Dataset excerpt:
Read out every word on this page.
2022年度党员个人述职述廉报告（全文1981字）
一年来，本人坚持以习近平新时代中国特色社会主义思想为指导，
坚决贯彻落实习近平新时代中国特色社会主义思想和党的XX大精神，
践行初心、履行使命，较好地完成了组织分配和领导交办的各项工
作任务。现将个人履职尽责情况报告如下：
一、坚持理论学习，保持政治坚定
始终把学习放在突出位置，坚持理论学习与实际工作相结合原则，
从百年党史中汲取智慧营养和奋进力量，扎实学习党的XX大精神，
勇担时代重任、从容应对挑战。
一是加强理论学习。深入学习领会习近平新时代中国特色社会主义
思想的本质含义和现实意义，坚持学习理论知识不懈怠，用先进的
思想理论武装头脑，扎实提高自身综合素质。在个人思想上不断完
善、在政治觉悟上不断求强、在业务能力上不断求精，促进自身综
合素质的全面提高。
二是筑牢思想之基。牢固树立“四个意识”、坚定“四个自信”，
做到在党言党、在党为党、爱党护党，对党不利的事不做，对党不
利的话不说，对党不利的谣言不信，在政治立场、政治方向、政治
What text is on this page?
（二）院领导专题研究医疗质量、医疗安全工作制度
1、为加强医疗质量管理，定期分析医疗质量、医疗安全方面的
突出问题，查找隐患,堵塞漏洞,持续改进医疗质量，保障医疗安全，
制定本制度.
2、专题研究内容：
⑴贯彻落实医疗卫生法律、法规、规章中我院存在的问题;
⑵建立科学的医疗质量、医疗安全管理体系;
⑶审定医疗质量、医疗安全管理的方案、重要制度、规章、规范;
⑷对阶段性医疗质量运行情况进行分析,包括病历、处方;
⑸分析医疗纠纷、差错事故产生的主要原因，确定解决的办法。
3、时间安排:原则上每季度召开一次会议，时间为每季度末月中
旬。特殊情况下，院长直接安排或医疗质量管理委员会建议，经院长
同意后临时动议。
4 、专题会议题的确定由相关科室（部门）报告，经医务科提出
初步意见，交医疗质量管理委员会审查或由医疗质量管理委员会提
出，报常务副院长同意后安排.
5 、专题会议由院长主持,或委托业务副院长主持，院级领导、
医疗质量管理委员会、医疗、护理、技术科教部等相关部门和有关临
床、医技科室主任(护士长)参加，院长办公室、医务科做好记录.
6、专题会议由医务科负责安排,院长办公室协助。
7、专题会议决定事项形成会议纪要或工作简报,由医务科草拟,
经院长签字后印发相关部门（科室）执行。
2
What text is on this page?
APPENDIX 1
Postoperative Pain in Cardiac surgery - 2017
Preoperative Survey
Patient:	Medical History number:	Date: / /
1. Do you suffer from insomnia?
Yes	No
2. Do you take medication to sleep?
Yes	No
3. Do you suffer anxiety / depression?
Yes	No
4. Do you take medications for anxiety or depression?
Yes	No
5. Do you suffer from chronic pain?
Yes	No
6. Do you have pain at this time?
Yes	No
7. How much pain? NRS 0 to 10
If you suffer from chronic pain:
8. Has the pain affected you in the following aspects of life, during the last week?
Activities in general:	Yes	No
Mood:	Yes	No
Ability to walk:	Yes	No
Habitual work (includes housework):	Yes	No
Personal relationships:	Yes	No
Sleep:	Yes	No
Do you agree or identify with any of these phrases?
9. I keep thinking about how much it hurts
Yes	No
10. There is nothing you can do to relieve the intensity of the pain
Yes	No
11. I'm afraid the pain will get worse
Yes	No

* STATED TASK *
Look over the material above and show each line where "anxiety" appears.

* THE OUTPUT *
3. Do you suffer anxiety / depression?
4. Do you take medications for anxiety or depression?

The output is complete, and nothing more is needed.